Source text
※

Firearms Parts Glossary:
Action: The group of moving parts that load, fire, and unload the rifle. Loading involves opening the action, placing a cartridge in the chamber, and then closing the action with the cartridge in place. In most rifles, opening and closing the action cocks the firing pin, making the rifle ready to be fired. Some rifles must be cocked separately. Firing takes place when the trigger is pulled to the rear. This action allows the firing pin to strike the cartridge and fir the gun. When the action is opening after firing, the used cartridge is ejected so that a new one can be loaded.
Barrel: The metal tube through which the projectile passes when the rifle is fired.
Bolt handle: The lever that the shooter pulls back to open the action on a bolt-action rifle and pushes forward to chamber a round and close the action.
Bore: The hole in the barrel through which the projectile passes. The diameter is measured in fractions of an inch (caliber) or millimeters.
Breech: The rear of the barrel.
Butt: The rear portion of the stock.
Chamber: Located at the breech end of the barrel and is the portion into which one round of ammunition is placed for firing.
Fore-end: the part of gun’s stock forward of the action, extending under the barrel and providing a grip for one hand below the barrel.
Grip: The part of the stock gripped by the firing-hand.
Hammer: The part the firearm that strikes the primer. In some firearm designs the hammer directly strike the primer, while other strike a separate firing pin.
Lands: The flat, raised ridges of metal standing between the rifled grooves inside the barrel.

※

Information shown

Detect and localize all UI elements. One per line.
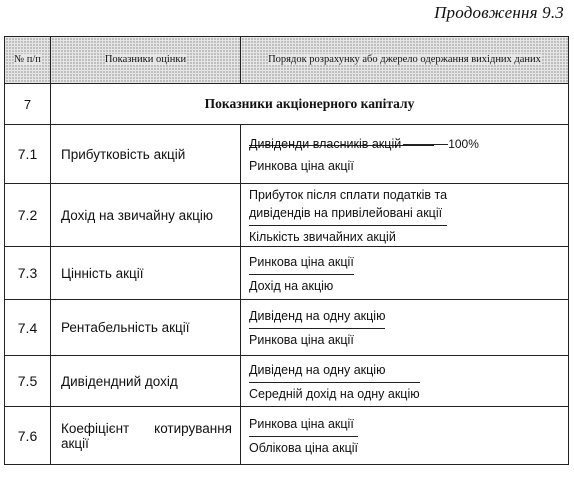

※

To be done
1) Sum up the firearms parts glossary in two sentences.
2) Answer these questions from the firearms parts glossary:
(a) What part of the barrel is the breech?
(b) In what units is the diameter of the bore measured?
(c) Which way does the shooter push the bolt handle to chamber a round and close the action?
3) Pick up the firearms parts glossary after the entry for lands, adding the next few entries in the same style.

Answers for this exercise
1) The glossary explains the main parts of a rifle, starting with the action, the group of moving parts that load, fire, and unload it. It also defines parts of the stock, such as the butt, grip, and fore-end, and parts of the barrel, such as the bore, breech, chamber, and lands.

2)
(a) The rear of the barrel.
(b) In fractions of an inch (caliber) or in millimeters.
(c) Forward.

3)
Magazine: A container with a spring into which several cartridges can be placed. The two most common types are non-detachable box types located inside the bottom portion of the action, a tube type located under the barrel or in the stock, or detachable types that can be loaded and then slipped into place into the gun. The magazine uses a spring to push the unfired cartridges into the path of the bolt for loading. Not to be confused with “Clip”. (See Magazine vs. Clip.)
Muzzle: The forward end (mouth) of the barrel, through which the projectile exits.
Rifling: The grooves and lands inside the barrel. When a projectile passes through the barrel, the lands cut into the bullet to make it spin. This spinning action makes the projectile more stable and accurate in flight toward the target, similar to a well-thrown football.
Safety: Mechanical device designed to prevent a gun from being fired accidentally. When the safety is “on” it should block the operation of the trigger, thus preventing the firearm from firing. Always remember that the safety is only a mechanical device. Never depend on it as a substitute for following the safety rules. You are the ultimate safety.
Sights: The metallic or optical devices attached to rifles that enable them to be aimed.
Stock: The handle by which the rifle is held and which holds the other groups together.
Trigger: The lever that activates a firearm when moved, usually pulled by one finger.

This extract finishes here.